- [Consignes]:
Répondez aux trois questions suivantes à partir de la page ci-dessous.
1. Dans quel ouvrage M. Clovis Hugues a-t-il donné une contrefaçon des romans de M. Mendès ?
2. Quel titre est associé à M. d'Argis ?
3. Dans la partie III, dans quel romantisme entre-t-on avec MM. Richepin, Péladan et Villiers de l'Isle-Adam ?

- [Page]:
^^^^
Malheureusement, il n’est pas que cette littérature n’ait fait école. M. Clovis Hugues, qui fut mieux inspiré, jadis, a donné dans Madame Phaéton une contrefaçon assez réussie des romans de M. Mendès. C’est suffisamment lubrique et atourné. Je crois bien que le délicat M. Maizeroy relève aussi du genre. Sur le champ littéraire, tout au moins, l’auteur de Deux amies 143 peut tendre le petit doigt à l’auteur de Zo’har. En somme, toutes ces classifications reviennent à : dis-moi qui te lit, je te dirai de qui tu procèdes. Ce qui fait que M. Jacques Madeleine avec Un couple M. d’Argis avec Sodome, et M. de Souillac, avec Zé Boïm, pourraient bien appartenir à la même école d’indécence et de préciosité.

III

Avec MM. Richepin, Péladan, Villiers de l’Isle-Adam, celui-ci zingari, celui-là mage, cet autre chevalier de l’Ordre de Malte, nous entrons dans un romantisme plus honnête et quelquefois aussi plus original.
^^^^
- [Ensemble d'items]:
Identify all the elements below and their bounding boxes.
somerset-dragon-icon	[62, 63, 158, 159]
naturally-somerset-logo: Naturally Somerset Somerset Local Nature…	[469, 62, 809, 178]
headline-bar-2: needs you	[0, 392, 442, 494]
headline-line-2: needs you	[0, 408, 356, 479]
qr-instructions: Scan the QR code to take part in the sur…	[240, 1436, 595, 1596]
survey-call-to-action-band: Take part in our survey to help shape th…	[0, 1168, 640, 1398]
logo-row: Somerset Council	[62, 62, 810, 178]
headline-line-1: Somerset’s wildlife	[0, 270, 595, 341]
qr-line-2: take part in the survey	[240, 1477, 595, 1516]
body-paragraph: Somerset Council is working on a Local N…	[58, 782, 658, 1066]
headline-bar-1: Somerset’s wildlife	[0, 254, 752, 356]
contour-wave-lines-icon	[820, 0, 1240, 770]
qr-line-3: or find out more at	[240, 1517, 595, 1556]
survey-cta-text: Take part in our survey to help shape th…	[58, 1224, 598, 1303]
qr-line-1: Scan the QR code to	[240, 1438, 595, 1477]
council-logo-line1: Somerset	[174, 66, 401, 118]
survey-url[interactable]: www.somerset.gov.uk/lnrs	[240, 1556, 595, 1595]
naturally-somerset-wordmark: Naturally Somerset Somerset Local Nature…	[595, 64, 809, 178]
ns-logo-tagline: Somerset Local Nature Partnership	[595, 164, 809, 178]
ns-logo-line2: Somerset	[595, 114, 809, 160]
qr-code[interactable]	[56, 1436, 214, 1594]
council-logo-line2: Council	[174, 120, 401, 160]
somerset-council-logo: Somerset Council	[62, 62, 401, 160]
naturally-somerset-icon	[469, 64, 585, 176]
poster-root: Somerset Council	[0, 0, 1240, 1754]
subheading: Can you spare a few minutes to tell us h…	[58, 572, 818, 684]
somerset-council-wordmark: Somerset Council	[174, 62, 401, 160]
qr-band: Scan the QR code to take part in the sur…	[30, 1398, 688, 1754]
^^^^
- [Réponse rédigée]:
1. Dans Madame Phaéton.
2. Sodome.
3. Dans un romantisme plus honnête et quelquefois aussi plus original.